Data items

□ □ □

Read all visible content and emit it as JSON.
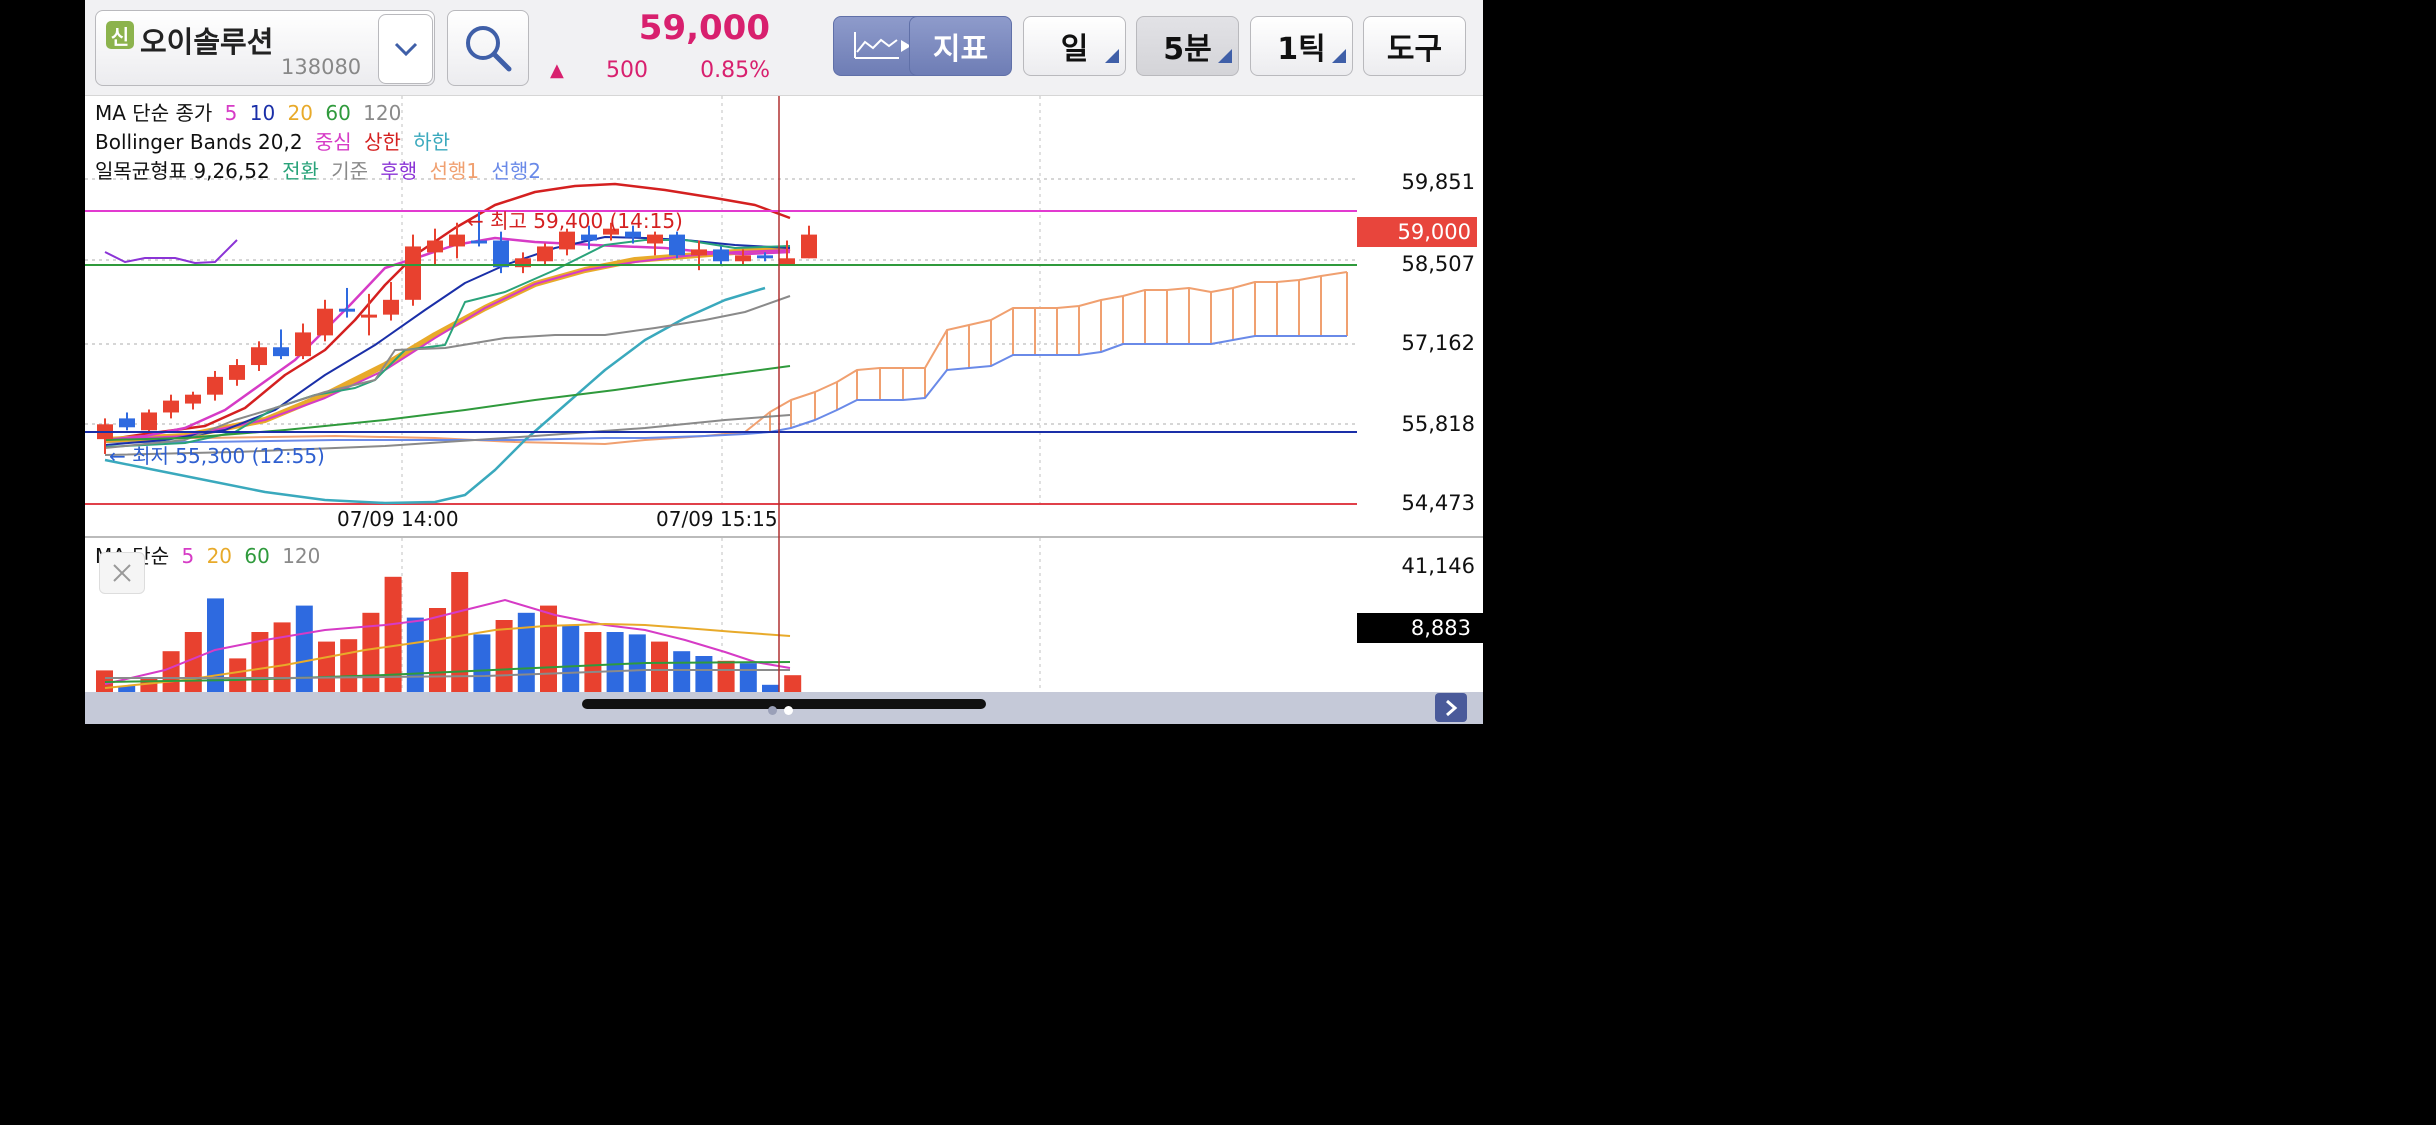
{
  "stock": {
    "badge": "신",
    "name": "오이솔루션",
    "code": "138080",
    "price": "59,000",
    "change_arrow": "▲",
    "change": "500",
    "change_pct": "0.85%"
  },
  "toolbar": {
    "indicator": "지표",
    "day": "일",
    "interval": "5분",
    "tick": "1틱",
    "tools": "도구"
  },
  "legend": {
    "ma_title": "MA 단순 종가",
    "ma_periods": [
      "5",
      "10",
      "20",
      "60",
      "120"
    ],
    "bb_title": "Bollinger Bands 20,2",
    "bb_items": [
      "중심",
      "상한",
      "하한"
    ],
    "ichi_title": "일목균형표 9,26,52",
    "ichi_items": [
      "전환",
      "기준",
      "후행",
      "선행1",
      "선행2"
    ],
    "vol_title": "MA 단순",
    "vol_periods": [
      "5",
      "20",
      "60",
      "120"
    ]
  },
  "annotations": {
    "high": "← 최고 59,400 (14:15)",
    "low": "← 최저 55,300 (12:55)"
  },
  "axis": {
    "price_ticks": [
      "59,851",
      "58,507",
      "57,162",
      "55,818",
      "54,473"
    ],
    "current_price": "59,000",
    "time_labels": [
      "07/09 14:00",
      "07/09 15:15"
    ],
    "volume_ticks": [
      "41,146"
    ],
    "current_volume": "8,883"
  },
  "colors": {
    "up": "#e8412f",
    "down": "#2e6ae0",
    "ma5": "#d63bc6",
    "ma10": "#1a2fa8",
    "ma20": "#e8aa2a",
    "ma60": "#2f9a3c",
    "ma120": "#8a8a8a",
    "bb_upper": "#d42020",
    "bb_lower": "#3aa9bd",
    "ichi_conv": "#2aa37a",
    "ichi_lag": "#8b34d6",
    "span1": "#f0a070",
    "span2": "#6a8ae8",
    "price_box": "#e8453c"
  },
  "chart_data": {
    "type": "candlestick",
    "price_range": [
      54473,
      60400
    ],
    "high": 59400,
    "low": 55300,
    "candles": [
      {
        "o": 55550,
        "h": 55900,
        "l": 55300,
        "c": 55800
      },
      {
        "o": 55900,
        "h": 56000,
        "l": 55700,
        "c": 55750
      },
      {
        "o": 55700,
        "h": 56050,
        "l": 55650,
        "c": 56000
      },
      {
        "o": 56000,
        "h": 56300,
        "l": 55900,
        "c": 56200
      },
      {
        "o": 56150,
        "h": 56350,
        "l": 56050,
        "c": 56300
      },
      {
        "o": 56300,
        "h": 56700,
        "l": 56200,
        "c": 56600
      },
      {
        "o": 56550,
        "h": 56900,
        "l": 56450,
        "c": 56800
      },
      {
        "o": 56800,
        "h": 57200,
        "l": 56700,
        "c": 57100
      },
      {
        "o": 57100,
        "h": 57400,
        "l": 56900,
        "c": 56950
      },
      {
        "o": 56950,
        "h": 57500,
        "l": 56900,
        "c": 57350
      },
      {
        "o": 57300,
        "h": 57900,
        "l": 57200,
        "c": 57750
      },
      {
        "o": 57750,
        "h": 58100,
        "l": 57600,
        "c": 57700
      },
      {
        "o": 57600,
        "h": 58000,
        "l": 57300,
        "c": 57650
      },
      {
        "o": 57650,
        "h": 58200,
        "l": 57550,
        "c": 57900
      },
      {
        "o": 57900,
        "h": 59000,
        "l": 57800,
        "c": 58800
      },
      {
        "o": 58700,
        "h": 59100,
        "l": 58500,
        "c": 58900
      },
      {
        "o": 58800,
        "h": 59200,
        "l": 58600,
        "c": 59000
      },
      {
        "o": 58900,
        "h": 59400,
        "l": 58800,
        "c": 58850
      },
      {
        "o": 58900,
        "h": 59050,
        "l": 58350,
        "c": 58450
      },
      {
        "o": 58450,
        "h": 58700,
        "l": 58350,
        "c": 58600
      },
      {
        "o": 58550,
        "h": 58850,
        "l": 58500,
        "c": 58800
      },
      {
        "o": 58750,
        "h": 59100,
        "l": 58650,
        "c": 59050
      },
      {
        "o": 59000,
        "h": 59150,
        "l": 58750,
        "c": 58900
      },
      {
        "o": 59000,
        "h": 59200,
        "l": 58900,
        "c": 59100
      },
      {
        "o": 59050,
        "h": 59150,
        "l": 58850,
        "c": 58950
      },
      {
        "o": 58850,
        "h": 59050,
        "l": 58650,
        "c": 59000
      },
      {
        "o": 59000,
        "h": 59050,
        "l": 58600,
        "c": 58650
      },
      {
        "o": 58650,
        "h": 58900,
        "l": 58400,
        "c": 58750
      },
      {
        "o": 58750,
        "h": 58800,
        "l": 58500,
        "c": 58550
      },
      {
        "o": 58550,
        "h": 58750,
        "l": 58500,
        "c": 58650
      },
      {
        "o": 58650,
        "h": 58700,
        "l": 58550,
        "c": 58600
      },
      {
        "o": 58500,
        "h": 58900,
        "l": 58500,
        "c": 58600
      },
      {
        "o": 58600,
        "h": 59150,
        "l": 58600,
        "c": 59000
      }
    ],
    "volumes": [
      9000,
      2500,
      6000,
      17000,
      25000,
      39000,
      14000,
      25000,
      29000,
      36000,
      21000,
      22000,
      33000,
      48000,
      31000,
      35000,
      50000,
      24000,
      30000,
      33000,
      36000,
      28000,
      25000,
      25000,
      24000,
      21000,
      17000,
      15000,
      13000,
      12000,
      3000,
      7000
    ],
    "volume_up": [
      true,
      false,
      true,
      true,
      true,
      false,
      true,
      true,
      true,
      false,
      true,
      true,
      true,
      true,
      false,
      true,
      true,
      false,
      true,
      false,
      true,
      false,
      true,
      false,
      false,
      true,
      false,
      false,
      true,
      false,
      false,
      true
    ]
  }
}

□ □ □

Work instructions.
Retype the whole listing, keeping every line identical and omitting all pictures.

Full response.
Read all visible content and emit it as JSON.
{
  "stock": {
    "badge": "신",
    "name": "오이솔루션",
    "code": "138080",
    "price": "59,000",
    "change_arrow": "▲",
    "change": "500",
    "change_pct": "0.85%"
  },
  "toolbar": {
    "indicator": "지표",
    "day": "일",
    "interval": "5분",
    "tick": "1틱",
    "tools": "도구"
  },
  "legend": {
    "ma_title": "MA 단순 종가",
    "ma_periods": [
      "5",
      "10",
      "20",
      "60",
      "120"
    ],
    "bb_title": "Bollinger Bands 20,2",
    "bb_items": [
      "중심",
      "상한",
      "하한"
    ],
    "ichi_title": "일목균형표 9,26,52",
    "ichi_items": [
      "전환",
      "기준",
      "후행",
      "선행1",
      "선행2"
    ],
    "vol_title": "MA 단순",
    "vol_periods": [
      "5",
      "20",
      "60",
      "120"
    ]
  },
  "annotations": {
    "high": "← 최고 59,400 (14:15)",
    "low": "← 최저 55,300 (12:55)"
  },
  "axis": {
    "price_ticks": [
      "59,851",
      "58,507",
      "57,162",
      "55,818",
      "54,473"
    ],
    "current_price": "59,000",
    "time_labels": [
      "07/09 14:00",
      "07/09 15:15"
    ],
    "volume_ticks": [
      "41,146"
    ],
    "current_volume": "8,883"
  },
  "colors": {
    "up": "#e8412f",
    "down": "#2e6ae0",
    "ma5": "#d63bc6",
    "ma10": "#1a2fa8",
    "ma20": "#e8aa2a",
    "ma60": "#2f9a3c",
    "ma120": "#8a8a8a",
    "bb_upper": "#d42020",
    "bb_lower": "#3aa9bd",
    "ichi_conv": "#2aa37a",
    "ichi_lag": "#8b34d6",
    "span1": "#f0a070",
    "span2": "#6a8ae8",
    "price_box": "#e8453c"
  },
  "chart_data": {
    "type": "candlestick",
    "price_range": [
      54473,
      60400
    ],
    "high": 59400,
    "low": 55300,
    "candles": [
      {
        "o": 55550,
        "h": 55900,
        "l": 55300,
        "c": 55800
      },
      {
        "o": 55900,
        "h": 56000,
        "l": 55700,
        "c": 55750
      },
      {
        "o": 55700,
        "h": 56050,
        "l": 55650,
        "c": 56000
      },
      {
        "o": 56000,
        "h": 56300,
        "l": 55900,
        "c": 56200
      },
      {
        "o": 56150,
        "h": 56350,
        "l": 56050,
        "c": 56300
      },
      {
        "o": 56300,
        "h": 56700,
        "l": 56200,
        "c": 56600
      },
      {
        "o": 56550,
        "h": 56900,
        "l": 56450,
        "c": 56800
      },
      {
        "o": 56800,
        "h": 57200,
        "l": 56700,
        "c": 57100
      },
      {
        "o": 57100,
        "h": 57400,
        "l": 56900,
        "c": 56950
      },
      {
        "o": 56950,
        "h": 57500,
        "l": 56900,
        "c": 57350
      },
      {
        "o": 57300,
        "h": 57900,
        "l": 57200,
        "c": 57750
      },
      {
        "o": 57750,
        "h": 58100,
        "l": 57600,
        "c": 57700
      },
      {
        "o": 57600,
        "h": 58000,
        "l": 57300,
        "c": 57650
      },
      {
        "o": 57650,
        "h": 58200,
        "l": 57550,
        "c": 57900
      },
      {
        "o": 57900,
        "h": 59000,
        "l": 57800,
        "c": 58800
      },
      {
        "o": 58700,
        "h": 59100,
        "l": 58500,
        "c": 58900
      },
      {
        "o": 58800,
        "h": 59200,
        "l": 58600,
        "c": 59000
      },
      {
        "o": 58900,
        "h": 59400,
        "l": 58800,
        "c": 58850
      },
      {
        "o": 58900,
        "h": 59050,
        "l": 58350,
        "c": 58450
      },
      {
        "o": 58450,
        "h": 58700,
        "l": 58350,
        "c": 58600
      },
      {
        "o": 58550,
        "h": 58850,
        "l": 58500,
        "c": 58800
      },
      {
        "o": 58750,
        "h": 59100,
        "l": 58650,
        "c": 59050
      },
      {
        "o": 59000,
        "h": 59150,
        "l": 58750,
        "c": 58900
      },
      {
        "o": 59000,
        "h": 59200,
        "l": 58900,
        "c": 59100
      },
      {
        "o": 59050,
        "h": 59150,
        "l": 58850,
        "c": 58950
      },
      {
        "o": 58850,
        "h": 59050,
        "l": 58650,
        "c": 59000
      },
      {
        "o": 59000,
        "h": 59050,
        "l": 58600,
        "c": 58650
      },
      {
        "o": 58650,
        "h": 58900,
        "l": 58400,
        "c": 58750
      },
      {
        "o": 58750,
        "h": 58800,
        "l": 58500,
        "c": 58550
      },
      {
        "o": 58550,
        "h": 58750,
        "l": 58500,
        "c": 58650
      },
      {
        "o": 58650,
        "h": 58700,
        "l": 58550,
        "c": 58600
      },
      {
        "o": 58500,
        "h": 58900,
        "l": 58500,
        "c": 58600
      },
      {
        "o": 58600,
        "h": 59150,
        "l": 58600,
        "c": 59000
      }
    ],
    "volumes": [
      9000,
      2500,
      6000,
      17000,
      25000,
      39000,
      14000,
      25000,
      29000,
      36000,
      21000,
      22000,
      33000,
      48000,
      31000,
      35000,
      50000,
      24000,
      30000,
      33000,
      36000,
      28000,
      25000,
      25000,
      24000,
      21000,
      17000,
      15000,
      13000,
      12000,
      3000,
      7000
    ],
    "volume_up": [
      true,
      false,
      true,
      true,
      true,
      false,
      true,
      true,
      true,
      false,
      true,
      true,
      true,
      true,
      false,
      true,
      true,
      false,
      true,
      false,
      true,
      false,
      true,
      false,
      false,
      true,
      false,
      false,
      true,
      false,
      false,
      true
    ]
  }
}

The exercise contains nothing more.